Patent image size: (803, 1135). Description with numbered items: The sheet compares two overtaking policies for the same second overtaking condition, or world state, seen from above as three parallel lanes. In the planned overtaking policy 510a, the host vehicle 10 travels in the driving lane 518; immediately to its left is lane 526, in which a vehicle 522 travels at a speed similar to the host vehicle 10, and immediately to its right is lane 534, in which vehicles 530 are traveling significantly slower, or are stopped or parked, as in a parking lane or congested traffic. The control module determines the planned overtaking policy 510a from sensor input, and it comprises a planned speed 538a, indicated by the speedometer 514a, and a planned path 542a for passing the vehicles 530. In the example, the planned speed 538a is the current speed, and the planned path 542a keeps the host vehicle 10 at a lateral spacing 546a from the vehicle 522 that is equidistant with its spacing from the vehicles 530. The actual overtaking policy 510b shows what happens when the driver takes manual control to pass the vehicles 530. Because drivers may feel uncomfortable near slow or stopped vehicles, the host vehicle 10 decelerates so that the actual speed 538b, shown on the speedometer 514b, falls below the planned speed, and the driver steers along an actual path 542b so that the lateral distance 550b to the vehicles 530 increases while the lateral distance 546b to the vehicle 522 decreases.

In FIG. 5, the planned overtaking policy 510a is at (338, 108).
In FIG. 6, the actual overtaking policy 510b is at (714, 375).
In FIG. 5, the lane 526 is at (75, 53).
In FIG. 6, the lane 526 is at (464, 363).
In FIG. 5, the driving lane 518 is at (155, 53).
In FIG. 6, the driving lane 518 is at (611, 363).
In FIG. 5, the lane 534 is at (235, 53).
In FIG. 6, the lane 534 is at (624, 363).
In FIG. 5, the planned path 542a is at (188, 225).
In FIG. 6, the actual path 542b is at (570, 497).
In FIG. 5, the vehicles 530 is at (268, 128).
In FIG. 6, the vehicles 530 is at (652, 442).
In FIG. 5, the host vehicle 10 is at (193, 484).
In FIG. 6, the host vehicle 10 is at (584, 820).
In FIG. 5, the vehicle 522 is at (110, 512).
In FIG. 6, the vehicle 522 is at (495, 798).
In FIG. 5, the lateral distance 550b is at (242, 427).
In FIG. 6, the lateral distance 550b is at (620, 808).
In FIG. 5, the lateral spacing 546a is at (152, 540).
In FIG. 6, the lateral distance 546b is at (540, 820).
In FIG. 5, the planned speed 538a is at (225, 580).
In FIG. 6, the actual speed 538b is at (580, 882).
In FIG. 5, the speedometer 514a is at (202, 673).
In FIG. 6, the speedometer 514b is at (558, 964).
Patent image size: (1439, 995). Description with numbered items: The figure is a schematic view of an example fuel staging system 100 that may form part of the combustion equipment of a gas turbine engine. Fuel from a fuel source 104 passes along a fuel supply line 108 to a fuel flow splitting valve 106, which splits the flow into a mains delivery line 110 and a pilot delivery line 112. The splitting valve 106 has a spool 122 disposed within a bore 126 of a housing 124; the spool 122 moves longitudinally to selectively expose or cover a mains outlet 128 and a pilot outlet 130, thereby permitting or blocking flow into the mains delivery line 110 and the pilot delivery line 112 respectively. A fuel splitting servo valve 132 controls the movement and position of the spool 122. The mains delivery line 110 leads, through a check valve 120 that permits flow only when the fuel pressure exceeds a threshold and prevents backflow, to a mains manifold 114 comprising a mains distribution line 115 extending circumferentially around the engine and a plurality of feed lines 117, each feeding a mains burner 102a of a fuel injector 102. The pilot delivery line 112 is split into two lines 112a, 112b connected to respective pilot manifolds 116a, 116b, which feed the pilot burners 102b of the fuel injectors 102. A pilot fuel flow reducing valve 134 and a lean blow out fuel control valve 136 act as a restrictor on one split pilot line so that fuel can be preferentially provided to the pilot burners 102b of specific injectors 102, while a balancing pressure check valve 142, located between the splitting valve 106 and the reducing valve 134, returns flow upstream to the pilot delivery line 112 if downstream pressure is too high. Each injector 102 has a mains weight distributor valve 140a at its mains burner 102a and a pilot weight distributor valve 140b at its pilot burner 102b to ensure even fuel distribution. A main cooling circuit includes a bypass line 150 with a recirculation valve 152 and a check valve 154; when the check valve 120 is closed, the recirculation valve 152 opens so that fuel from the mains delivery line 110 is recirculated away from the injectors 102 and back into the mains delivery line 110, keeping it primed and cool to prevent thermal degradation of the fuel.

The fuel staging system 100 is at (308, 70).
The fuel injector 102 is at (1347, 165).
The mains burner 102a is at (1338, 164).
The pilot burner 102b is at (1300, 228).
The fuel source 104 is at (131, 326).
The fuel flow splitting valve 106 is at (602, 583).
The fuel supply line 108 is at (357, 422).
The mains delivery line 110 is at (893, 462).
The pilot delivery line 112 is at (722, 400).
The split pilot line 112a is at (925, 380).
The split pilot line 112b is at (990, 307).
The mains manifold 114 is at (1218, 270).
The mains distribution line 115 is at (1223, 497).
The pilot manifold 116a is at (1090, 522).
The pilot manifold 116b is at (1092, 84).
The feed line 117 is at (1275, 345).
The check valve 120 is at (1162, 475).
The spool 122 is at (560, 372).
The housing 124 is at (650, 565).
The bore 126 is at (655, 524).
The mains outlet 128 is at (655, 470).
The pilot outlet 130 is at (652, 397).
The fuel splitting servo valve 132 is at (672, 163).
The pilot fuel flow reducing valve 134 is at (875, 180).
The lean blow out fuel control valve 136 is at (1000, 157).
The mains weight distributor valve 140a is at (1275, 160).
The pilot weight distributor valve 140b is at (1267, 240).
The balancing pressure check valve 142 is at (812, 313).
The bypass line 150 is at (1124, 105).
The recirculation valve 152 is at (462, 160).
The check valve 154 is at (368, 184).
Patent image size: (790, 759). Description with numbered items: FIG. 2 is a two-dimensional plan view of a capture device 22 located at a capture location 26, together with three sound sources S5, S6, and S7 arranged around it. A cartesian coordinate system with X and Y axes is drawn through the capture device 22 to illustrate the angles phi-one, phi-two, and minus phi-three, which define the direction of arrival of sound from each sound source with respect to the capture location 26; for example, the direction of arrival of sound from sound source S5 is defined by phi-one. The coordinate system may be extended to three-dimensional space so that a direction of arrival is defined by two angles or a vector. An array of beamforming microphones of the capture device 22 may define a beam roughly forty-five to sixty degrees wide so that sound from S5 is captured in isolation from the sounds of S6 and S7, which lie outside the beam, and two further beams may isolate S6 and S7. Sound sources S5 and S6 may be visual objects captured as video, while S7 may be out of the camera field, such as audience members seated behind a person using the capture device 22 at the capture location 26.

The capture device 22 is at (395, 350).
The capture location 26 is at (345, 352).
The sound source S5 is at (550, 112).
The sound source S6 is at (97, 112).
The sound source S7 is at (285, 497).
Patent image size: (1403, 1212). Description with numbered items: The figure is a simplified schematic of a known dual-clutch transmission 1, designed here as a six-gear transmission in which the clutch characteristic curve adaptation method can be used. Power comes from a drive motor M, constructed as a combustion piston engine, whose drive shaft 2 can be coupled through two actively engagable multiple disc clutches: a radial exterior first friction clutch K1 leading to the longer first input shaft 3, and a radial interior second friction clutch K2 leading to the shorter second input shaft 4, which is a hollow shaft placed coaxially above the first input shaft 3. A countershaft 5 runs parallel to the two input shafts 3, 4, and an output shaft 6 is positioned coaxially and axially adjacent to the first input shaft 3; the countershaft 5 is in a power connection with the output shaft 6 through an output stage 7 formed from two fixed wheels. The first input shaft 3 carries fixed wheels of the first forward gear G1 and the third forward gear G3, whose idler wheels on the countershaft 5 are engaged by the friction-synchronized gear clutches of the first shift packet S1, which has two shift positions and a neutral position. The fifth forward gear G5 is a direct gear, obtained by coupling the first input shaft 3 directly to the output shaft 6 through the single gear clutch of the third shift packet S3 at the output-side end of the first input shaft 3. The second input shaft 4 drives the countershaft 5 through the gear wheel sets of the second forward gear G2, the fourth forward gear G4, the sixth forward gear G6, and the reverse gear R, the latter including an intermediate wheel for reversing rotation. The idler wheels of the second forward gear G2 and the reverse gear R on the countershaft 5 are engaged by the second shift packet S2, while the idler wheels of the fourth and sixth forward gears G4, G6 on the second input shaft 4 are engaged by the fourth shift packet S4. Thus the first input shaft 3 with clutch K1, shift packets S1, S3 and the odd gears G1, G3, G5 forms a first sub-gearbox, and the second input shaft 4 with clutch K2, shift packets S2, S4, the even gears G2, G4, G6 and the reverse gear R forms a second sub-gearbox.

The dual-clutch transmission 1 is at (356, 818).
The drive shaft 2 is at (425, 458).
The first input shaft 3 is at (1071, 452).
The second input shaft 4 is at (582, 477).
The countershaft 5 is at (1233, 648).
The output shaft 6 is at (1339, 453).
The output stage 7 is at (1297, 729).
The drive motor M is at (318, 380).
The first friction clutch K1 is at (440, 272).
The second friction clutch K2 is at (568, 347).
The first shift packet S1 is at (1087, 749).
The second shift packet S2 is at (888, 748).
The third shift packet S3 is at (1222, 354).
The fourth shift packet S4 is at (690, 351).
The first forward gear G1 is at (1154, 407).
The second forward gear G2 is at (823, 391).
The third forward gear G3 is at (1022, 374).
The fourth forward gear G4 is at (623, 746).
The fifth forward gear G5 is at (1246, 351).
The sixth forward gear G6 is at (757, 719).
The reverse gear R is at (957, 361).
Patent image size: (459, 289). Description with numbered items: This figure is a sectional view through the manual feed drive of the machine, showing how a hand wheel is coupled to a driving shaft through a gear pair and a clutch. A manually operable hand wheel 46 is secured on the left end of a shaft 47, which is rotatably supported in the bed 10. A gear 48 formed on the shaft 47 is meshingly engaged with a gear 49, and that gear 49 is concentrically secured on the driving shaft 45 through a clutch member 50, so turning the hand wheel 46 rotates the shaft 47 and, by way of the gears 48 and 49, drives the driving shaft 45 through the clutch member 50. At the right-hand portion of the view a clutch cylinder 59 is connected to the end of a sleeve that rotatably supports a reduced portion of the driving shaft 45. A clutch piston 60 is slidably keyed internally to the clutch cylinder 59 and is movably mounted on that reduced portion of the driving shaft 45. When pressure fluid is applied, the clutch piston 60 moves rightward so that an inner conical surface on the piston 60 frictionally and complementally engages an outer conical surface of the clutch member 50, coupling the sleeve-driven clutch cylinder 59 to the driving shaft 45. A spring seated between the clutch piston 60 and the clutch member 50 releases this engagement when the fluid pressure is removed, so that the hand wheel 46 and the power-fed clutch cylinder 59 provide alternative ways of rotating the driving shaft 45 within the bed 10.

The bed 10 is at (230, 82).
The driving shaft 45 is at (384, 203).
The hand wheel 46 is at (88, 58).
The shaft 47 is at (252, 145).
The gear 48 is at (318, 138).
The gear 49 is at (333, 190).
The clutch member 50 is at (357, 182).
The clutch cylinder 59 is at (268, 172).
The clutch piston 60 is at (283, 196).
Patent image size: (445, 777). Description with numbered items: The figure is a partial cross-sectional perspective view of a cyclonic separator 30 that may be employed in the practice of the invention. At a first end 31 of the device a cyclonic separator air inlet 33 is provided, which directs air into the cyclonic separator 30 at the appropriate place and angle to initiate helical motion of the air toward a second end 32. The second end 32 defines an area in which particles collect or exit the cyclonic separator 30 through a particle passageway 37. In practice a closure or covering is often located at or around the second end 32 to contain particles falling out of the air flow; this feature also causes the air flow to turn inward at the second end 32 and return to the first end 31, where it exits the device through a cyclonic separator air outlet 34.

--------------------------------

Brief: Copy out the rows above word for word, from the line containing "Patent image size: (790, 759)." through the line containing "The sound source S7 is at (285, 497).", both ends included.

Task response:
Patent image size: (790, 759). Description with numbered items: FIG. 2 is a two-dimensional plan view of a capture device 22 located at a capture location 26, together with three sound sources S5, S6, and S7 arranged around it. A cartesian coordinate system with X and Y axes is drawn through the capture device 22 to illustrate the angles phi-one, phi-two, and minus phi-three, which define the direction of arrival of sound from each sound source with respect to the capture location 26; for example, the direction of arrival of sound from sound source S5 is defined by phi-one. The coordinate system may be extended to three-dimensional space so that a direction of arrival is defined by two angles or a vector. An array of beamforming microphones of the capture device 22 may define a beam roughly forty-five to sixty degrees wide so that sound from S5 is captured in isolation from the sounds of S6 and S7, which lie outside the beam, and two further beams may isolate S6 and S7. Sound sources S5 and S6 may be visual objects captured as video, while S7 may be out of the camera field, such as audience members seated behind a person using the capture device 22 at the capture location 26.

The capture device 22 is at (395, 350).
The capture location 26 is at (345, 352).
The sound source S5 is at (550, 112).
The sound source S6 is at (97, 112).
The sound source S7 is at (285, 497).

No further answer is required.